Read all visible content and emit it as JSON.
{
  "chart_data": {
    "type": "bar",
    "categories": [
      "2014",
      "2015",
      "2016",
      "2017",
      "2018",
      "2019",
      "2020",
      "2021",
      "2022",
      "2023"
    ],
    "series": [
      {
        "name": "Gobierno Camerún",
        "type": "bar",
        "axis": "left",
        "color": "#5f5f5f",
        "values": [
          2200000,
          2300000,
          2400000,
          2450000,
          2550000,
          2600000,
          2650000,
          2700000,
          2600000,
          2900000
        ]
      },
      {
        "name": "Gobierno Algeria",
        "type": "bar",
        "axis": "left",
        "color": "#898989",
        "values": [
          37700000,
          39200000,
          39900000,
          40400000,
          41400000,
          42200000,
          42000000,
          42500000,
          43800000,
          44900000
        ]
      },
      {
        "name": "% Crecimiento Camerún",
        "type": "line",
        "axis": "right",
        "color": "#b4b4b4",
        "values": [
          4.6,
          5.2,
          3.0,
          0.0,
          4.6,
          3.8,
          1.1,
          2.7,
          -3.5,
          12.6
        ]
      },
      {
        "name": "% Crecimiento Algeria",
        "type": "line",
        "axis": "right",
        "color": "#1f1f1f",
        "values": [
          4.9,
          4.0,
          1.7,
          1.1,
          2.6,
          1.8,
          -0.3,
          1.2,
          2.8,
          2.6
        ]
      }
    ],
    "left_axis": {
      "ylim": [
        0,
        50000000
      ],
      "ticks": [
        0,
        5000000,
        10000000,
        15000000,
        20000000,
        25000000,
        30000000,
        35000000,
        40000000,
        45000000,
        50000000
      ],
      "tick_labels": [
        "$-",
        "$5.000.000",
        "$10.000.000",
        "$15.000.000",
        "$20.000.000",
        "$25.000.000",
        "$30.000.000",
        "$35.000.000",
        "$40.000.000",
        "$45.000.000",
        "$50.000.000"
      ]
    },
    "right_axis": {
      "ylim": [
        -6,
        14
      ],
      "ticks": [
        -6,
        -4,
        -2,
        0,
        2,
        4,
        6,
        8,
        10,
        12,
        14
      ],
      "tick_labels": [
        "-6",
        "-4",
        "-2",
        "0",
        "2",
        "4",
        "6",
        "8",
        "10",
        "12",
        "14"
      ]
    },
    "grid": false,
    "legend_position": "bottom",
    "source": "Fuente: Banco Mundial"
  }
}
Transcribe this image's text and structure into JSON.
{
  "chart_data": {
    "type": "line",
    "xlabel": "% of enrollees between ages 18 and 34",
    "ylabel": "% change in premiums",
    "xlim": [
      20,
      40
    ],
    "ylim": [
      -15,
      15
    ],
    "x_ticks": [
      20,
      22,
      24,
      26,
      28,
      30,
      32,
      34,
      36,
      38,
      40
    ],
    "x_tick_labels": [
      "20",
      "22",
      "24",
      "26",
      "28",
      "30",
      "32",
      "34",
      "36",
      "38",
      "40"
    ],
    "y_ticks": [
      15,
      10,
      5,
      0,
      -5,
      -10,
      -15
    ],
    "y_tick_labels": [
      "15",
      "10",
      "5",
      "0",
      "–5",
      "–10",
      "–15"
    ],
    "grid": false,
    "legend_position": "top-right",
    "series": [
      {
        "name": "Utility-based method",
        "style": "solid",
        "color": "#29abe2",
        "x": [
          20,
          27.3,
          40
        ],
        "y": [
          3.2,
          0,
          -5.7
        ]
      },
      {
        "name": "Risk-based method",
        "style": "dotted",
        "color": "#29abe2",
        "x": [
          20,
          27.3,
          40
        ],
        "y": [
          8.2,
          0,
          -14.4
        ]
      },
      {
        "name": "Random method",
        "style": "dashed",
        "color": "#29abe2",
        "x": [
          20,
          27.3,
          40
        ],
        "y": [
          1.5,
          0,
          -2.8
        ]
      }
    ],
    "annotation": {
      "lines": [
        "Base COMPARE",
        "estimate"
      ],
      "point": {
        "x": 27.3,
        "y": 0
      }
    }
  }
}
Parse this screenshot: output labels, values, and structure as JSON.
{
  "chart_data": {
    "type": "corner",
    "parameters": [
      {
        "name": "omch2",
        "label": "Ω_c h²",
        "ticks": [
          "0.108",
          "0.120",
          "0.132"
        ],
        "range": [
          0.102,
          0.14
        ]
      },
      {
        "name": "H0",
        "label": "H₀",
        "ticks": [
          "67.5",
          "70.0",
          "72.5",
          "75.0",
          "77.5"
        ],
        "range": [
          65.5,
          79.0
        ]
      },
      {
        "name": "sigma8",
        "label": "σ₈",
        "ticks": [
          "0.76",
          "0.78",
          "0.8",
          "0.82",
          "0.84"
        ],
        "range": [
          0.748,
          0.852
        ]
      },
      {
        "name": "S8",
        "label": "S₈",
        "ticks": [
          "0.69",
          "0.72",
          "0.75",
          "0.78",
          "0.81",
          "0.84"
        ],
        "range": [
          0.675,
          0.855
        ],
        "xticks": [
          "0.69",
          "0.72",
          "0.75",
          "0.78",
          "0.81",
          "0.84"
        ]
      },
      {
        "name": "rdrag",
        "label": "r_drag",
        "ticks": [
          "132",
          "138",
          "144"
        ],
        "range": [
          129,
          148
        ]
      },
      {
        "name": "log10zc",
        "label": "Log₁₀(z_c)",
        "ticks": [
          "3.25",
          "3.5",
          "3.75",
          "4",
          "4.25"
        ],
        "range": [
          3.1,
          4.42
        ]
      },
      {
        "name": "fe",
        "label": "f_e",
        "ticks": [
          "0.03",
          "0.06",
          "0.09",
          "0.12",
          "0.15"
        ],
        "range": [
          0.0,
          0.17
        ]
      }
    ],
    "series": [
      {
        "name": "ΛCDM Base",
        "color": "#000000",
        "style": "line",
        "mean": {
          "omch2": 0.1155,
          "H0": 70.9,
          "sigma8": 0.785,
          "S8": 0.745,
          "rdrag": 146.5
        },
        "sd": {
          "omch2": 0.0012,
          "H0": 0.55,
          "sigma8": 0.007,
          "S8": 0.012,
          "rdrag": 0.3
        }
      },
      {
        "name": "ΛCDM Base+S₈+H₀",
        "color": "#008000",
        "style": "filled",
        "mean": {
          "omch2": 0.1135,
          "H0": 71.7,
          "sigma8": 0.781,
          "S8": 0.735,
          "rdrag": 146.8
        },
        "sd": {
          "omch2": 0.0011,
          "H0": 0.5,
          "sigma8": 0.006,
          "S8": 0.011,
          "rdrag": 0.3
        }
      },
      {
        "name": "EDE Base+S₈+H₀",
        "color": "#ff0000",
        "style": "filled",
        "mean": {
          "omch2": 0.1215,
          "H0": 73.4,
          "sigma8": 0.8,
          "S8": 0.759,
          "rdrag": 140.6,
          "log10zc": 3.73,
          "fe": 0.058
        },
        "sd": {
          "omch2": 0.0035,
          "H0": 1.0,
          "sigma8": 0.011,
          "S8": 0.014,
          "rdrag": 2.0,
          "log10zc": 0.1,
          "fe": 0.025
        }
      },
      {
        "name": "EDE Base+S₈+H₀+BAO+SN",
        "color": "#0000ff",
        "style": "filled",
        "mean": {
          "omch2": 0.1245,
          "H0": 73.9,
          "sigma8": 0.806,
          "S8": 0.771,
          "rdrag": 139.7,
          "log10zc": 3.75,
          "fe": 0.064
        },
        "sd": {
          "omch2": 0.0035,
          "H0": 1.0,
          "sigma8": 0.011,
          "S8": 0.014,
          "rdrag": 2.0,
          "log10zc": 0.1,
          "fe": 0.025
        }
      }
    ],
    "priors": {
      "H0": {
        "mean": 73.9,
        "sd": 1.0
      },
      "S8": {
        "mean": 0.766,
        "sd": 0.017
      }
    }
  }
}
__________________________________________________
Goal of the exercise: Reproduce the records above exactly as they appear.

Written answer:
Read all visible content and emit it as JSON.
{
  "chart_data": {
    "type": "bar",
    "categories": [
      "2014",
      "2015",
      "2016",
      "2017",
      "2018",
      "2019",
      "2020",
      "2021",
      "2022",
      "2023"
    ],
    "series": [
      {
        "name": "Gobierno Camerún",
        "type": "bar",
        "axis": "left",
        "color": "#5f5f5f",
        "values": [
          2200000,
          2300000,
          2400000,
          2450000,
          2550000,
          2600000,
          2650000,
          2700000,
          2600000,
          2900000
        ]
      },
      {
        "name": "Gobierno Algeria",
        "type": "bar",
        "axis": "left",
        "color": "#898989",
        "values": [
          37700000,
          39200000,
          39900000,
          40400000,
          41400000,
          42200000,
          42000000,
          42500000,
          43800000,
          44900000
        ]
      },
      {
        "name": "% Crecimiento Camerún",
        "type": "line",
        "axis": "right",
        "color": "#b4b4b4",
        "values": [
          4.6,
          5.2,
          3.0,
          0.0,
          4.6,
          3.8,
          1.1,
          2.7,
          -3.5,
          12.6
        ]
      },
      {
        "name": "% Crecimiento Algeria",
        "type": "line",
        "axis": "right",
        "color": "#1f1f1f",
        "values": [
          4.9,
          4.0,
          1.7,
          1.1,
          2.6,
          1.8,
          -0.3,
          1.2,
          2.8,
          2.6
        ]
      }
    ],
    "left_axis": {
      "ylim": [
        0,
        50000000
      ],
      "ticks": [
        0,
        5000000,
        10000000,
        15000000,
        20000000,
        25000000,
        30000000,
        35000000,
        40000000,
        45000000,
        50000000
      ],
      "tick_labels": [
        "$-",
        "$5.000.000",
        "$10.000.000",
        "$15.000.000",
        "$20.000.000",
        "$25.000.000",
        "$30.000.000",
        "$35.000.000",
        "$40.000.000",
        "$45.000.000",
        "$50.000.000"
      ]
    },
    "right_axis": {
      "ylim": [
        -6,
        14
      ],
      "ticks": [
        -6,
        -4,
        -2,
        0,
        2,
        4,
        6,
        8,
        10,
        12,
        14
      ],
      "tick_labels": [
        "-6",
        "-4",
        "-2",
        "0",
        "2",
        "4",
        "6",
        "8",
        "10",
        "12",
        "14"
      ]
    },
    "grid": false,
    "legend_position": "bottom",
    "source": "Fuente: Banco Mundial"
  }
}
Transcribe this image's text and structure into JSON.
{
  "chart_data": {
    "type": "line",
    "xlabel": "% of enrollees between ages 18 and 34",
    "ylabel": "% change in premiums",
    "xlim": [
      20,
      40
    ],
    "ylim": [
      -15,
      15
    ],
    "x_ticks": [
      20,
      22,
      24,
      26,
      28,
      30,
      32,
      34,
      36,
      38,
      40
    ],
    "x_tick_labels": [
      "20",
      "22",
      "24",
      "26",
      "28",
      "30",
      "32",
      "34",
      "36",
      "38",
      "40"
    ],
    "y_ticks": [
      15,
      10,
      5,
      0,
      -5,
      -10,
      -15
    ],
    "y_tick_labels": [
      "15",
      "10",
      "5",
      "0",
      "–5",
      "–10",
      "–15"
    ],
    "grid": false,
    "legend_position": "top-right",
    "series": [
      {
        "name": "Utility-based method",
        "style": "solid",
        "color": "#29abe2",
        "x": [
          20,
          27.3,
          40
        ],
        "y": [
          3.2,
          0,
          -5.7
        ]
      },
      {
        "name": "Risk-based method",
        "style": "dotted",
        "color": "#29abe2",
        "x": [
          20,
          27.3,
          40
        ],
        "y": [
          8.2,
          0,
          -14.4
        ]
      },
      {
        "name": "Random method",
        "style": "dashed",
        "color": "#29abe2",
        "x": [
          20,
          27.3,
          40
        ],
        "y": [
          1.5,
          0,
          -2.8
        ]
      }
    ],
    "annotation": {
      "lines": [
        "Base COMPARE",
        "estimate"
      ],
      "point": {
        "x": 27.3,
        "y": 0
      }
    }
  }
}
Parse this screenshot: output labels, values, and structure as JSON.
{
  "chart_data": {
    "type": "corner",
    "parameters": [
      {
        "name": "omch2",
        "label": "Ω_c h²",
        "ticks": [
          "0.108",
          "0.120",
          "0.132"
        ],
        "range": [
          0.102,
          0.14
        ]
      },
      {
        "name": "H0",
        "label": "H₀",
        "ticks": [
          "67.5",
          "70.0",
          "72.5",
          "75.0",
          "77.5"
        ],
        "range": [
          65.5,
          79.0
        ]
      },
      {
        "name": "sigma8",
        "label": "σ₈",
        "ticks": [
          "0.76",
          "0.78",
          "0.8",
          "0.82",
          "0.84"
        ],
        "range": [
          0.748,
          0.852
        ]
      },
      {
        "name": "S8",
        "label": "S₈",
        "ticks": [
          "0.69",
          "0.72",
          "0.75",
          "0.78",
          "0.81",
          "0.84"
        ],
        "range": [
          0.675,
          0.855
        ],
        "xticks": [
          "0.69",
          "0.72",
          "0.75",
          "0.78",
          "0.81",
          "0.84"
        ]
      },
      {
        "name": "rdrag",
        "label": "r_drag",
        "ticks": [
          "132",
          "138",
          "144"
        ],
        "range": [
          129,
          148
        ]
      },
      {
        "name": "log10zc",
        "label": "Log₁₀(z_c)",
        "ticks": [
          "3.25",
          "3.5",
          "3.75",
          "4",
          "4.25"
        ],
        "range": [
          3.1,
          4.42
        ]
      },
      {
        "name": "fe",
        "label": "f_e",
        "ticks": [
          "0.03",
          "0.06",
          "0.09",
          "0.12",
          "0.15"
        ],
        "range": [
          0.0,
          0.17
        ]
      }
    ],
    "series": [
      {
        "name": "ΛCDM Base",
        "color": "#000000",
        "style": "line",
        "mean": {
          "omch2": 0.1155,
          "H0": 70.9,
          "sigma8": 0.785,
          "S8": 0.745,
          "rdrag": 146.5
        },
        "sd": {
          "omch2": 0.0012,
          "H0": 0.55,
          "sigma8": 0.007,
          "S8": 0.012,
          "rdrag": 0.3
        }
      },
      {
        "name": "ΛCDM Base+S₈+H₀",
        "color": "#008000",
        "style": "filled",
        "mean": {
          "omch2": 0.1135,
          "H0": 71.7,
          "sigma8": 0.781,
          "S8": 0.735,
          "rdrag": 146.8
        },
        "sd": {
          "omch2": 0.0011,
          "H0": 0.5,
          "sigma8": 0.006,
          "S8": 0.011,
          "rdrag": 0.3
        }
      },
      {
        "name": "EDE Base+S₈+H₀",
        "color": "#ff0000",
        "style": "filled",
        "mean": {
          "omch2": 0.1215,
          "H0": 73.4,
          "sigma8": 0.8,
          "S8": 0.759,
          "rdrag": 140.6,
          "log10zc": 3.73,
          "fe": 0.058
        },
        "sd": {
          "omch2": 0.0035,
          "H0": 1.0,
          "sigma8": 0.011,
          "S8": 0.014,
          "rdrag": 2.0,
          "log10zc": 0.1,
          "fe": 0.025
        }
      },
      {
        "name": "EDE Base+S₈+H₀+BAO+SN",
        "color": "#0000ff",
        "style": "filled",
        "mean": {
          "omch2": 0.1245,
          "H0": 73.9,
          "sigma8": 0.806,
          "S8": 0.771,
          "rdrag": 139.7,
          "log10zc": 3.75,
          "fe": 0.064
        },
        "sd": {
          "omch2": 0.0035,
          "H0": 1.0,
          "sigma8": 0.011,
          "S8": 0.014,
          "rdrag": 2.0,
          "log10zc": 0.1,
          "fe": 0.025
        }
      }
    ],
    "priors": {
      "H0": {
        "mean": 73.9,
        "sd": 1.0
      },
      "S8": {
        "mean": 0.766,
        "sd": 0.017
      }
    }
  }
}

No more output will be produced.